**TASK A**
Answer these questions about the passage on sound symbolism:
(i) In which languages has sound symbolism been shown to be less attested?
(ii) Which ancient language family has received little or no form-meaning research?
(iii) What two kinds of mapping will the research focus on?
**TASK B**
Summarize the passage on sound symbolism in two sentences.

**PASSAGE PROVIDED**

Second, innateness is enhanced by naturalness. What this means is that sound symbolism (such as that available in idiophones) would be widespread in the so-called ‘primitive languages’ (Sapir-Whorf hypothesis). Results of a sizeable portion of research (e.g., Doke 1935; Newman 1968; Samarin 1971; Wescott 1977; Childs 1994; Alpher 1994) have shown that sound symbolism is less attested in Western European languages (vis-à-vis African, Asian, and indigenous Australian, North and South American languages). This is likely because form-meaning overlap tends to erode over time. Claimed to be relatively non-primitive, the Indo-European languages are known to have sparse examples of iconic words. Probably for this, arbitrariness has been the mainstream view because linguistic research has been Eurocentric.

Until quite recently, one gap in form-meaning mapping research was that it has been conducted mostly on European languages whose iconic word inventories have not survived the test of time. To fill in the gap, research has been conducted sporadically on languages outside the Indo-European language family such as the indigenous languages of South America (Nuckolls 1996), Balto-Finnic languages (Mikone 2001), Southeast Asian languages (Diffloth 1972; Watson 2001), sub-Saharan African languages (Childs 1994), Australian Aboriginal languages (Alpher 2001; McGregor 2001; Schultze-Berndt 2001), Japanese, Korean, Southeast Asian languages (Diffloth 1972; Watson 2001), etc. However, little—if any—has been done on ancient language families such as Semitic languages (e.g., Hebrew, Arabic, Aramaic), which are believed to have more remnants of the so-called prototypical language. The research reported in the article below focuses on the one word that these languages use for water, paying special attention to the Arabic sounds/letters making up the word, which is context-independent, namely H2O (Arabic هو). Therefore, the focus will be two-fold: sound-meaning mapping and shape-meaning mapping.

**RECORDED INFORMATION**

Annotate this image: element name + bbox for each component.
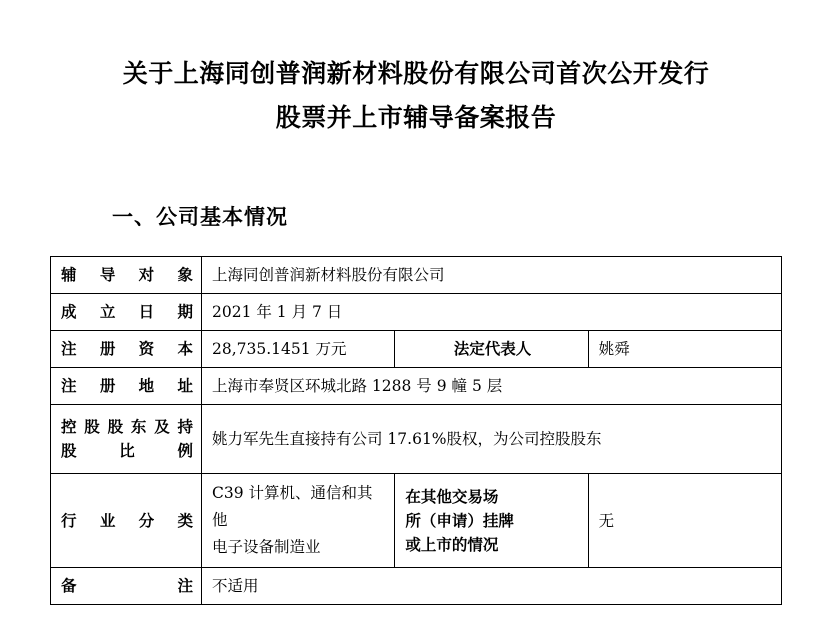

**COMPLETE ANSWER A**
(i) Western European languages.
(ii) Semitic languages, such as Hebrew, Arabic, and Aramaic.
(iii) Sound-meaning mapping and shape-meaning mapping.

**COMPLETE ANSWER B**
Sound symbolism is less attested in Western European languages than in African, Asian, and indigenous Australian, North and South American languages, likely because form-meaning overlap erodes over time, and arbitrariness has been the mainstream view because linguistic research has been Eurocentric. Although research has reached languages outside the Indo-European family, little has been done on ancient Semitic languages, so the research reported examines the one word these languages use for water, with a focus on sound-meaning and shape-meaning mapping.